Stored dataset items:
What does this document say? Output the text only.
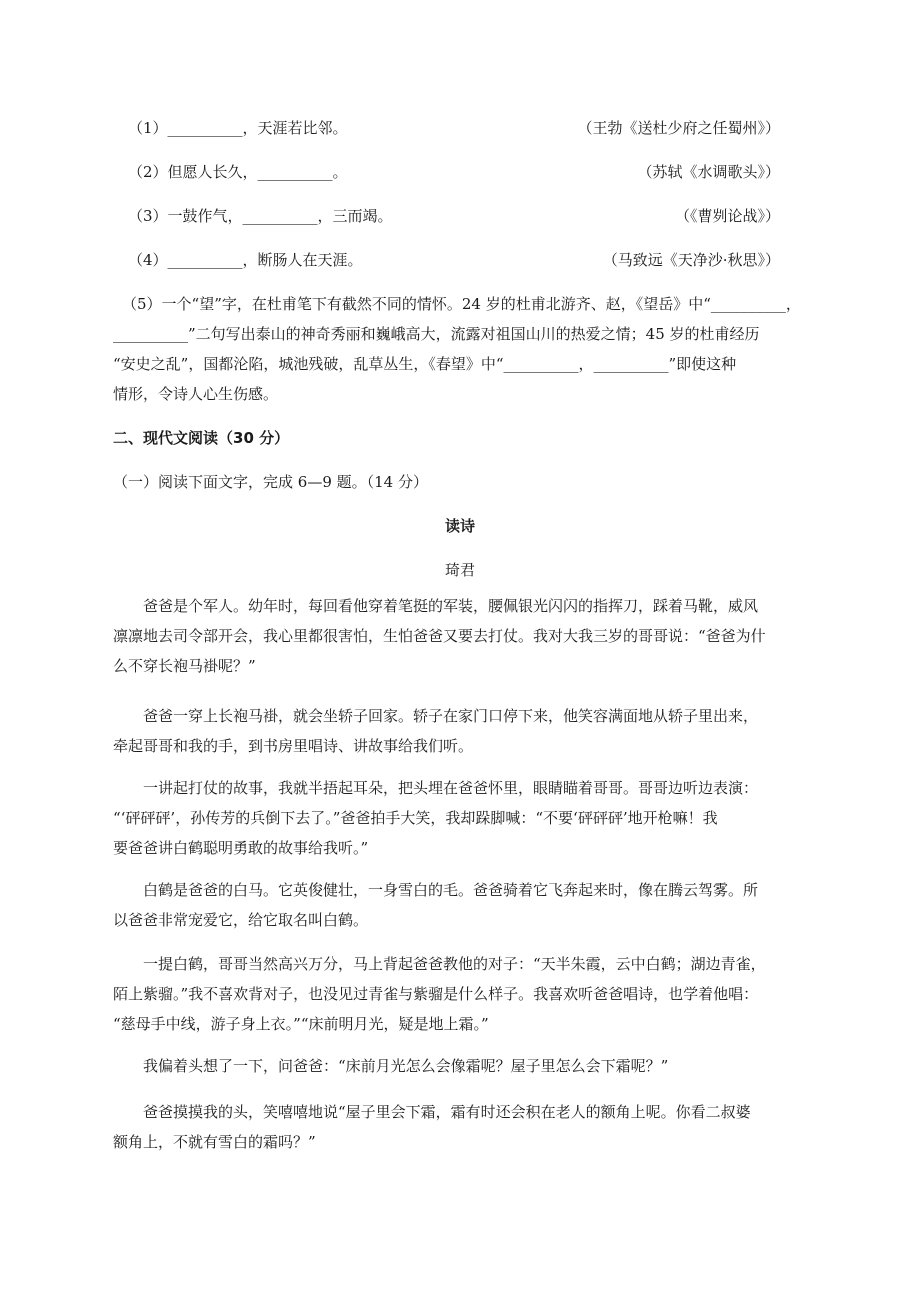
（1）__________，天涯若比邻。	（王勃《送杜少府之任蜀州》）
（2）但愿人长久，__________。	（苏轼《水调歌头》）
（3）一鼓作气，__________，三而竭。	（《曹刿论战》）
（4）__________，断肠人在天涯。	（马致远《天净沙·秋思》）
（5）一个“望”字，在杜甫笔下有截然不同的情怀。24 岁的杜甫北游齐、赵，《望岳》中“__________，
__________”二句写出泰山的神奇秀丽和巍峨高大，流露对祖国山川的热爱之情；45 岁的杜甫经历
“安史之乱”，国都沦陷，城池残破，乱草丛生，《春望》中“__________，__________”即使这种
情形，令诗人心生伤感。
二、现代文阅读（30 分）
（一）阅读下面文字，完成 6—9 题。（14 分）
读诗
琦君
爸爸是个军人。幼年时，每回看他穿着笔挺的军装，腰佩银光闪闪的指挥刀，踩着马靴，威风
凛凛地去司令部开会，我心里都很害怕，生怕爸爸又要去打仗。我对大我三岁的哥哥说：“爸爸为什
么不穿长袍马褂呢？”
爸爸一穿上长袍马褂，就会坐轿子回家。轿子在家门口停下来，他笑容满面地从轿子里出来，
牵起哥哥和我的手，到书房里唱诗、讲故事给我们听。
一讲起打仗的故事，我就半捂起耳朵，把头埋在爸爸怀里，眼睛瞄着哥哥。哥哥边听边表演：
“‘砰砰砰’，孙传芳的兵倒下去了。”爸爸拍手大笑，我却跺脚喊：“不要‘砰砰砰’地开枪嘛！我
要爸爸讲白鹤聪明勇敢的故事给我听。”
白鹤是爸爸的白马。它英俊健壮，一身雪白的毛。爸爸骑着它飞奔起来时，像在腾云驾雾。所
以爸爸非常宠爱它，给它取名叫白鹤。
一提白鹤，哥哥当然高兴万分，马上背起爸爸教他的对子：“天半朱霞，云中白鹤；湖边青雀，
陌上紫骝。”我不喜欢背对子，也没见过青雀与紫骝是什么样子。我喜欢听爸爸唱诗，也学着他唱：
“慈母手中线，游子身上衣。”“床前明月光，疑是地上霜。”
我偏着头想了一下，问爸爸：“床前月光怎么会像霜呢？屋子里怎么会下霜呢？”
爸爸摸摸我的头，笑嘻嘻地说“屋子里会下霜，霜有时还会积在老人的额角上呢。你看二叔婆
额角上，不就有雪白的霜吗？”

## Aim of the exercise
All of the records need repeating exactly, except for the pictures.

## Task solution
What does this document say? Output the text only.
（1）__________，天涯若比邻。	（王勃《送杜少府之任蜀州》）
（2）但愿人长久，__________。	（苏轼《水调歌头》）
（3）一鼓作气，__________，三而竭。	（《曹刿论战》）
（4）__________，断肠人在天涯。	（马致远《天净沙·秋思》）
（5）一个“望”字，在杜甫笔下有截然不同的情怀。24 岁的杜甫北游齐、赵，《望岳》中“__________，
__________”二句写出泰山的神奇秀丽和巍峨高大，流露对祖国山川的热爱之情；45 岁的杜甫经历
“安史之乱”，国都沦陷，城池残破，乱草丛生，《春望》中“__________，__________”即使这种
情形，令诗人心生伤感。
二、现代文阅读（30 分）
（一）阅读下面文字，完成 6—9 题。（14 分）
读诗
琦君
爸爸是个军人。幼年时，每回看他穿着笔挺的军装，腰佩银光闪闪的指挥刀，踩着马靴，威风
凛凛地去司令部开会，我心里都很害怕，生怕爸爸又要去打仗。我对大我三岁的哥哥说：“爸爸为什
么不穿长袍马褂呢？”
爸爸一穿上长袍马褂，就会坐轿子回家。轿子在家门口停下来，他笑容满面地从轿子里出来，
牵起哥哥和我的手，到书房里唱诗、讲故事给我们听。
一讲起打仗的故事，我就半捂起耳朵，把头埋在爸爸怀里，眼睛瞄着哥哥。哥哥边听边表演：
“‘砰砰砰’，孙传芳的兵倒下去了。”爸爸拍手大笑，我却跺脚喊：“不要‘砰砰砰’地开枪嘛！我
要爸爸讲白鹤聪明勇敢的故事给我听。”
白鹤是爸爸的白马。它英俊健壮，一身雪白的毛。爸爸骑着它飞奔起来时，像在腾云驾雾。所
以爸爸非常宠爱它，给它取名叫白鹤。
一提白鹤，哥哥当然高兴万分，马上背起爸爸教他的对子：“天半朱霞，云中白鹤；湖边青雀，
陌上紫骝。”我不喜欢背对子，也没见过青雀与紫骝是什么样子。我喜欢听爸爸唱诗，也学着他唱：
“慈母手中线，游子身上衣。”“床前明月光，疑是地上霜。”
我偏着头想了一下，问爸爸：“床前月光怎么会像霜呢？屋子里怎么会下霜呢？”
爸爸摸摸我的头，笑嘻嘻地说“屋子里会下霜，霜有时还会积在老人的额角上呢。你看二叔婆
额角上，不就有雪白的霜吗？”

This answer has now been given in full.